→ **DATA LINES**:

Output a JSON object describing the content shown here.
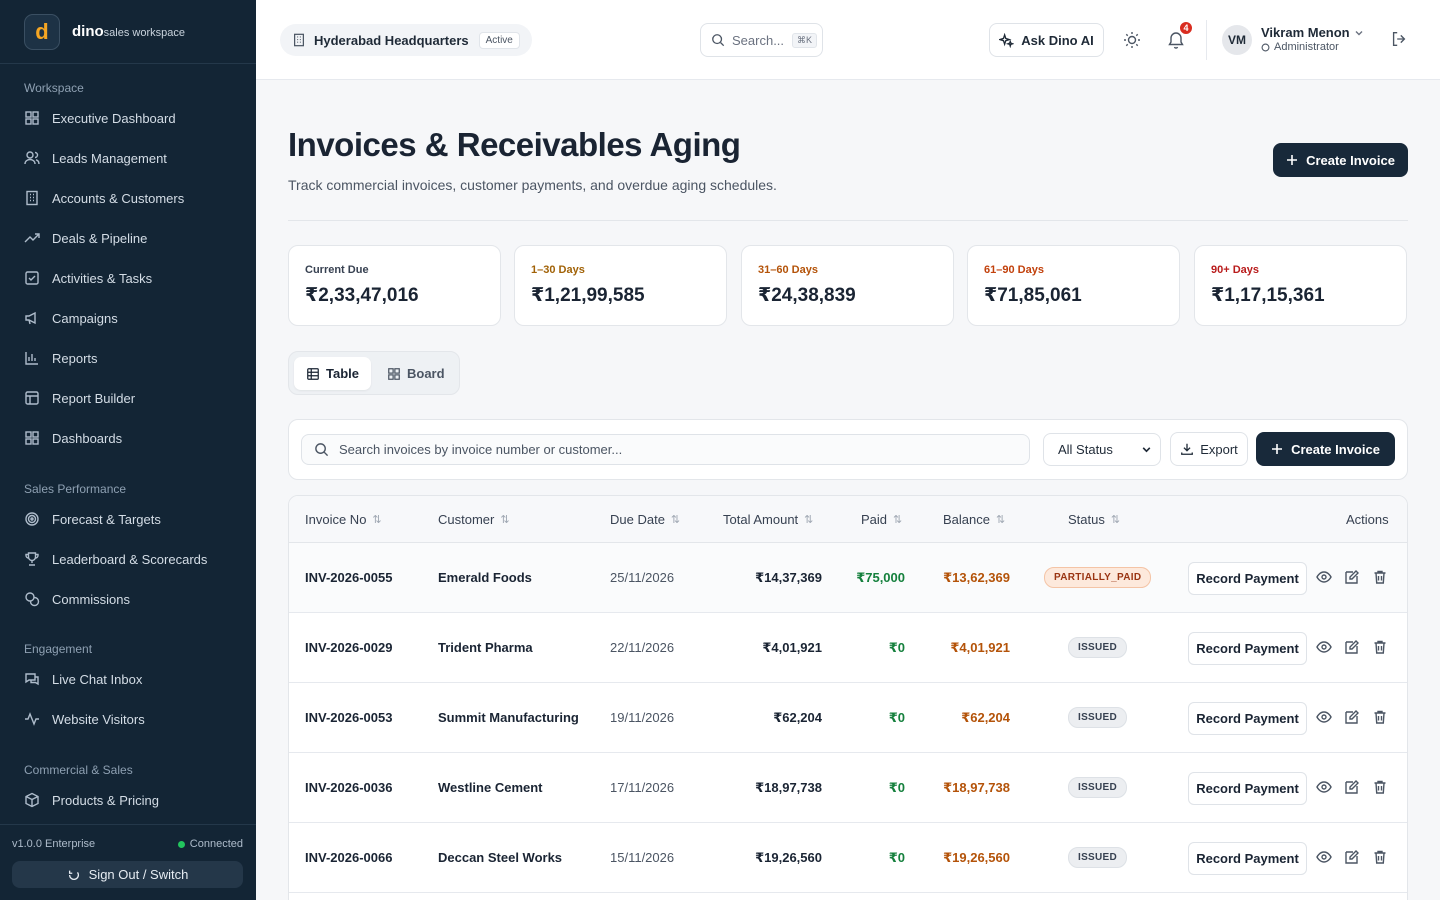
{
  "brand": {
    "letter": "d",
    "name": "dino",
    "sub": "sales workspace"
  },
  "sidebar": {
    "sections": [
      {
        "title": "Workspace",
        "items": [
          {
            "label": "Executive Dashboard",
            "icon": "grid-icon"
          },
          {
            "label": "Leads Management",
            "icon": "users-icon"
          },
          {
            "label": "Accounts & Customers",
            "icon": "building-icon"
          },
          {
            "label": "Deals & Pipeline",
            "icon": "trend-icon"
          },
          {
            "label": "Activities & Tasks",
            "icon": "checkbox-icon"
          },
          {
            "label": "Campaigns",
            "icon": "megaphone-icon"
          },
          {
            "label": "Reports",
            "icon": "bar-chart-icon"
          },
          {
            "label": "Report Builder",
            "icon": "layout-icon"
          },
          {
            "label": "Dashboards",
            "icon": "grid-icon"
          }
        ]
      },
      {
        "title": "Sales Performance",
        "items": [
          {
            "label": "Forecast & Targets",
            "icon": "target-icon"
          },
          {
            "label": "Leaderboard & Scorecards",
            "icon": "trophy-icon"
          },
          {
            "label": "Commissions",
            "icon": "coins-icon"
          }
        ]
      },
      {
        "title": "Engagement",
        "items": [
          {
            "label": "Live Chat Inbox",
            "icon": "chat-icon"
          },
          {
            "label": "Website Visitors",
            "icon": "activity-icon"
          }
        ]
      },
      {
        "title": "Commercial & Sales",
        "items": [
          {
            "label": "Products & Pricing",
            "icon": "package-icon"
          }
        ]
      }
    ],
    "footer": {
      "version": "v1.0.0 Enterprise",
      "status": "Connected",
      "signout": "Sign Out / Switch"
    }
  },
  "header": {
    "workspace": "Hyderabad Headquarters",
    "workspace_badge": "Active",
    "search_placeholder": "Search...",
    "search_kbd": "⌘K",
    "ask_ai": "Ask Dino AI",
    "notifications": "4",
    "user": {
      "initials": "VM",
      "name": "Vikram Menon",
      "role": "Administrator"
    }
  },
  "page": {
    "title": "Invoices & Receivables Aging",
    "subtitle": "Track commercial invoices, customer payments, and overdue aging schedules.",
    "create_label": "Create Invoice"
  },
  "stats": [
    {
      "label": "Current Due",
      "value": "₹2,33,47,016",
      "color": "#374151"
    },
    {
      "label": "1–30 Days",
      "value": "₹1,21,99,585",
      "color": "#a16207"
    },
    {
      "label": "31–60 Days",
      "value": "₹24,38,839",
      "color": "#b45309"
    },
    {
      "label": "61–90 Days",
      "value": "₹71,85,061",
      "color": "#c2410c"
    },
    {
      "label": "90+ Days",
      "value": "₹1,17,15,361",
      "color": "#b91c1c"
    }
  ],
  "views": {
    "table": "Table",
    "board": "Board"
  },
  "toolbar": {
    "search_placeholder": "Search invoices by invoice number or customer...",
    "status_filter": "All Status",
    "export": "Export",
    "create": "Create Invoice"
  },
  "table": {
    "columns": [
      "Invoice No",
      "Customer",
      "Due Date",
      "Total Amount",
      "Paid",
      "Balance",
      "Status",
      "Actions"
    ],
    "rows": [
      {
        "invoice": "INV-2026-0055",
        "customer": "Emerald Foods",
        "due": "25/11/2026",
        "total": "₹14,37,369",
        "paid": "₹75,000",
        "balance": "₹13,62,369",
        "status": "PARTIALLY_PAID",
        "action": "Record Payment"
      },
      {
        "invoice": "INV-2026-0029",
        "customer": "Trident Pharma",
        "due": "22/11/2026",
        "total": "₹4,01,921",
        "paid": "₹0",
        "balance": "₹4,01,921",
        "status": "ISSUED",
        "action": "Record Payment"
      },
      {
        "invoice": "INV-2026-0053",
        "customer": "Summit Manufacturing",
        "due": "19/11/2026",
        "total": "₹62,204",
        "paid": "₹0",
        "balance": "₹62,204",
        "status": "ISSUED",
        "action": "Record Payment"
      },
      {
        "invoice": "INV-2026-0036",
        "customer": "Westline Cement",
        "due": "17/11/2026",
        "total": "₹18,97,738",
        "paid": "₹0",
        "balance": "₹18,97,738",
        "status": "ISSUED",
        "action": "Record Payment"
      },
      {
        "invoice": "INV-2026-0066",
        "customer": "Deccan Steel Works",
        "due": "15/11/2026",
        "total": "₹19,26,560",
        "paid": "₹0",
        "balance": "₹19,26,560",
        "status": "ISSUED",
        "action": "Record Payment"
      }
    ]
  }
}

...

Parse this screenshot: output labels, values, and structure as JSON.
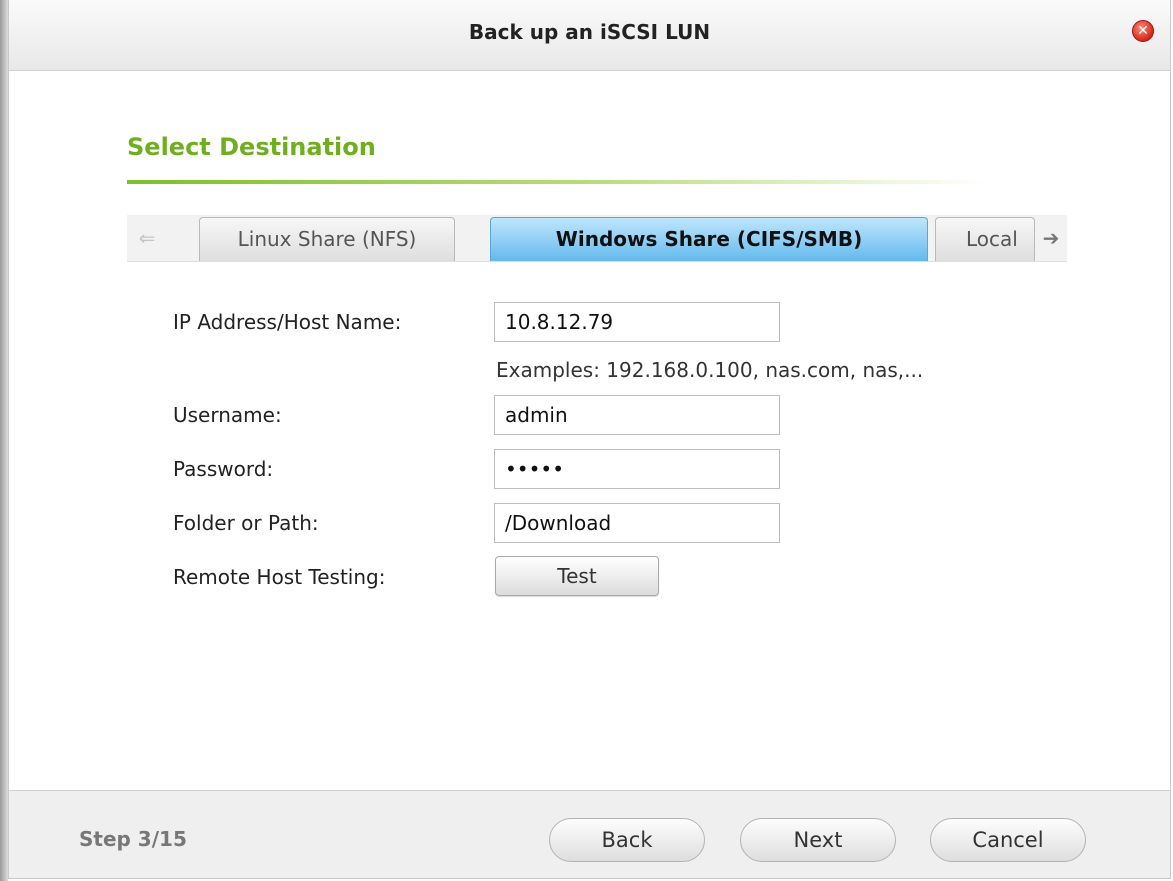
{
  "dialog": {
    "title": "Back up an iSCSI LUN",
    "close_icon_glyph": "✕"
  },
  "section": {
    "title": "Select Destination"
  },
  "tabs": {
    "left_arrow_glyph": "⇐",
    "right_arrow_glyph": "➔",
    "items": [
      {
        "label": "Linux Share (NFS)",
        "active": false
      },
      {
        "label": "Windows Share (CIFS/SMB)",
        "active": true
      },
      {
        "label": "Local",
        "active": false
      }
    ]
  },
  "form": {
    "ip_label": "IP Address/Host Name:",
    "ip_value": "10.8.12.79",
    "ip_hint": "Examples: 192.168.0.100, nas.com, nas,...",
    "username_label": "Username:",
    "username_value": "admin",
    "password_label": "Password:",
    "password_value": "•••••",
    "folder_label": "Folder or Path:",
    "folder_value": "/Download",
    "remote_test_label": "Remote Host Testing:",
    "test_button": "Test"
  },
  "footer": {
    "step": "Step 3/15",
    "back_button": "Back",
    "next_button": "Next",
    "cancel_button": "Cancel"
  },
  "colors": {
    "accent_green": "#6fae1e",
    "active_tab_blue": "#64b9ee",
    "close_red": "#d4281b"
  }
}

→ **REQUEST**: Show all lines above holding "Back".

→ **ANSWER TO THE PROBLEM**:
    "title": "Back up an iSCSI LUN",
    "back_button": "Back",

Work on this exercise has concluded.